──────── PROVIDED ENTRIES ────────

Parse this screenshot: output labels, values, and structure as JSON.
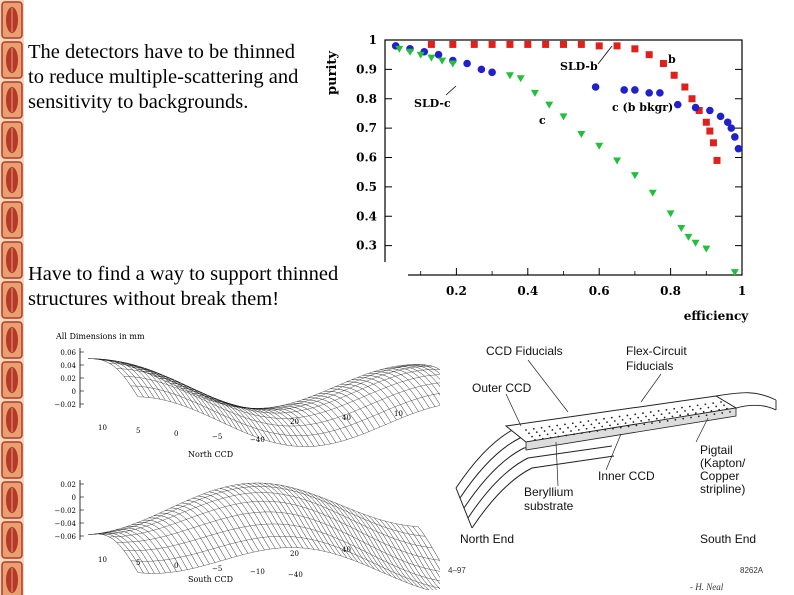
{
  "slide": {
    "text_1": "The detectors have to be thinned to reduce multiple-scattering and sensitivity to backgrounds.",
    "text_2": "Have to find a way to support thinned structures without break them!",
    "credit": "- H. Neal",
    "figure_code_left": "4–97",
    "figure_code_right": "8262A"
  },
  "border": {
    "color": "#b5382d",
    "accent": "#e8a070"
  },
  "chart_data": [
    {
      "type": "scatter",
      "xlabel": "efficiency",
      "ylabel": "purity",
      "xlim": [
        0,
        1
      ],
      "ylim": [
        0.2,
        1.0
      ],
      "x_ticks": [
        "0",
        "0.2",
        "0.4",
        "0.6",
        "0.8",
        "1"
      ],
      "y_ticks": [
        "0.2",
        "0.3",
        "0.4",
        "0.5",
        "0.6",
        "0.7",
        "0.8",
        "0.9",
        "1"
      ],
      "annotations": [
        "SLD-b",
        "SLD-c",
        "b",
        "c",
        "c (b bkgr)"
      ],
      "series": [
        {
          "name": "b",
          "color": "#e0201a",
          "marker": "square",
          "x": [
            0.13,
            0.19,
            0.25,
            0.3,
            0.35,
            0.4,
            0.45,
            0.5,
            0.55,
            0.6,
            0.65,
            0.7,
            0.74,
            0.78,
            0.81,
            0.84,
            0.86,
            0.88,
            0.9,
            0.91,
            0.92,
            0.93
          ],
          "y": [
            0.985,
            0.985,
            0.985,
            0.985,
            0.985,
            0.985,
            0.985,
            0.985,
            0.985,
            0.98,
            0.98,
            0.97,
            0.95,
            0.92,
            0.88,
            0.84,
            0.8,
            0.76,
            0.72,
            0.69,
            0.65,
            0.59
          ]
        },
        {
          "name": "c (b bkgr)",
          "color": "#2020cc",
          "marker": "circle",
          "x": [
            0.03,
            0.07,
            0.11,
            0.15,
            0.19,
            0.23,
            0.27,
            0.3,
            0.59,
            0.67,
            0.7,
            0.74,
            0.77,
            0.82,
            0.87,
            0.91,
            0.94,
            0.96,
            0.97,
            0.98,
            0.99
          ],
          "y": [
            0.98,
            0.97,
            0.96,
            0.95,
            0.93,
            0.92,
            0.9,
            0.89,
            0.84,
            0.83,
            0.83,
            0.82,
            0.82,
            0.78,
            0.77,
            0.76,
            0.74,
            0.72,
            0.7,
            0.67,
            0.63
          ]
        },
        {
          "name": "c",
          "color": "#22c03a",
          "marker": "triangle-down",
          "x": [
            0.04,
            0.07,
            0.1,
            0.13,
            0.16,
            0.19,
            0.35,
            0.38,
            0.42,
            0.46,
            0.5,
            0.55,
            0.6,
            0.65,
            0.7,
            0.75,
            0.8,
            0.83,
            0.85,
            0.87,
            0.9,
            0.98
          ],
          "y": [
            0.97,
            0.96,
            0.95,
            0.94,
            0.93,
            0.92,
            0.88,
            0.87,
            0.82,
            0.78,
            0.74,
            0.68,
            0.64,
            0.59,
            0.54,
            0.48,
            0.41,
            0.36,
            0.33,
            0.31,
            0.29,
            0.21
          ]
        }
      ]
    },
    {
      "type": "surface",
      "title": "All Dimensions in mm",
      "xlabel": "North CCD",
      "z_ticks": [
        "0.06",
        "0.04",
        "0.02",
        "0",
        "−0.02"
      ],
      "x_ticks": [
        "10",
        "5",
        "0",
        "−5",
        "−40"
      ],
      "y_ticks": [
        "20",
        "40",
        "10"
      ]
    },
    {
      "type": "surface",
      "xlabel": "South CCD",
      "z_ticks": [
        "0.02",
        "0",
        "−0.02",
        "−0.04",
        "−0.06"
      ],
      "x_ticks": [
        "10",
        "5",
        "0",
        "−5",
        "−10",
        "−40"
      ],
      "y_ticks": [
        "20",
        "40"
      ]
    }
  ],
  "diagram": {
    "labels": {
      "ccd_fiducials": "CCD Fiducials",
      "flex_circuit": "Flex-Circuit",
      "flex_circuit_2": "Fiducials",
      "outer_ccd": "Outer CCD",
      "inner_ccd": "Inner CCD",
      "beryllium": "Beryllium",
      "beryllium_2": "substrate",
      "pigtail_1": "Pigtail",
      "pigtail_2": "(Kapton/",
      "pigtail_3": "Copper",
      "pigtail_4": "stripline)",
      "north_end": "North End",
      "south_end": "South End"
    }
  }
}
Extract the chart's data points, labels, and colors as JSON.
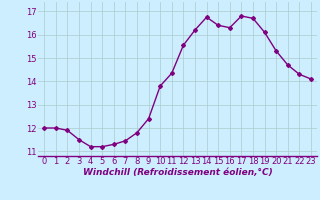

────────

GOAL
Without the pictures, restate all of the entries above verbatim.

THE ANSWER
Parse this screenshot: output labels, values, and structure as JSON.
{
  "slide": {
    "text_1": "The detectors have to be thinned to reduce multiple-scattering and sensitivity to backgrounds.",
    "text_2": "Have to find a way to support thinned structures without break them!",
    "credit": "- H. Neal",
    "figure_code_left": "4–97",
    "figure_code_right": "8262A"
  },
  "border": {
    "color": "#b5382d",
    "accent": "#e8a070"
  },
  "chart_data": [
    {
      "type": "scatter",
      "xlabel": "efficiency",
      "ylabel": "purity",
      "xlim": [
        0,
        1
      ],
      "ylim": [
        0.2,
        1.0
      ],
      "x_ticks": [
        "0",
        "0.2",
        "0.4",
        "0.6",
        "0.8",
        "1"
      ],
      "y_ticks": [
        "0.2",
        "0.3",
        "0.4",
        "0.5",
        "0.6",
        "0.7",
        "0.8",
        "0.9",
        "1"
      ],
      "annotations": [
        "SLD-b",
        "SLD-c",
        "b",
        "c",
        "c (b bkgr)"
      ],
      "series": [
        {
          "name": "b",
          "color": "#e0201a",
          "marker": "square",
          "x": [
            0.13,
            0.19,
            0.25,
            0.3,
            0.35,
            0.4,
            0.45,
            0.5,
            0.55,
            0.6,
            0.65,
            0.7,
            0.74,
            0.78,
            0.81,
            0.84,
            0.86,
            0.88,
            0.9,
            0.91,
            0.92,
            0.93
          ],
          "y": [
            0.985,
            0.985,
            0.985,
            0.985,
            0.985,
            0.985,
            0.985,
            0.985,
            0.985,
            0.98,
            0.98,
            0.97,
            0.95,
            0.92,
            0.88,
            0.84,
            0.8,
            0.76,
            0.72,
            0.69,
            0.65,
            0.59
          ]
        },
        {
          "name": "c (b bkgr)",
          "color": "#2020cc",
          "marker": "circle",
          "x": [
            0.03,
            0.07,
            0.11,
            0.15,
            0.19,
            0.23,
            0.27,
            0.3,
            0.59,
            0.67,
            0.7,
            0.74,
            0.77,
            0.82,
            0.87,
            0.91,
            0.94,
            0.96,
            0.97,
            0.98,
            0.99
          ],
          "y": [
            0.98,
            0.97,
            0.96,
            0.95,
            0.93,
            0.92,
            0.9,
            0.89,
            0.84,
            0.83,
            0.83,
            0.82,
            0.82,
            0.78,
            0.77,
            0.76,
            0.74,
            0.72,
            0.7,
            0.67,
            0.63
          ]
        },
        {
          "name": "c",
          "color": "#22c03a",
          "marker": "triangle-down",
          "x": [
            0.04,
            0.07,
            0.1,
            0.13,
            0.16,
            0.19,
            0.35,
            0.38,
            0.42,
            0.46,
            0.5,
            0.55,
            0.6,
            0.65,
            0.7,
            0.75,
            0.8,
            0.83,
            0.85,
            0.87,
            0.9,
            0.98
          ],
          "y": [
            0.97,
            0.96,
            0.95,
            0.94,
            0.93,
            0.92,
            0.88,
            0.87,
            0.82,
            0.78,
            0.74,
            0.68,
            0.64,
            0.59,
            0.54,
            0.48,
            0.41,
            0.36,
            0.33,
            0.31,
            0.29,
            0.21
          ]
        }
      ]
    },
    {
      "type": "surface",
      "title": "All Dimensions in mm",
      "xlabel": "North CCD",
      "z_ticks": [
        "0.06",
        "0.04",
        "0.02",
        "0",
        "−0.02"
      ],
      "x_ticks": [
        "10",
        "5",
        "0",
        "−5",
        "−40"
      ],
      "y_ticks": [
        "20",
        "40",
        "10"
      ]
    },
    {
      "type": "surface",
      "xlabel": "South CCD",
      "z_ticks": [
        "0.02",
        "0",
        "−0.02",
        "−0.04",
        "−0.06"
      ],
      "x_ticks": [
        "10",
        "5",
        "0",
        "−5",
        "−10",
        "−40"
      ],
      "y_ticks": [
        "20",
        "40"
      ]
    }
  ],
  "diagram": {
    "labels": {
      "ccd_fiducials": "CCD Fiducials",
      "flex_circuit": "Flex-Circuit",
      "flex_circuit_2": "Fiducials",
      "outer_ccd": "Outer CCD",
      "inner_ccd": "Inner CCD",
      "beryllium": "Beryllium",
      "beryllium_2": "substrate",
      "pigtail_1": "Pigtail",
      "pigtail_2": "(Kapton/",
      "pigtail_3": "Copper",
      "pigtail_4": "stripline)",
      "north_end": "North End",
      "south_end": "South End"
    }
  }
}
Extract the chart's data points, labels, and colors as JSON.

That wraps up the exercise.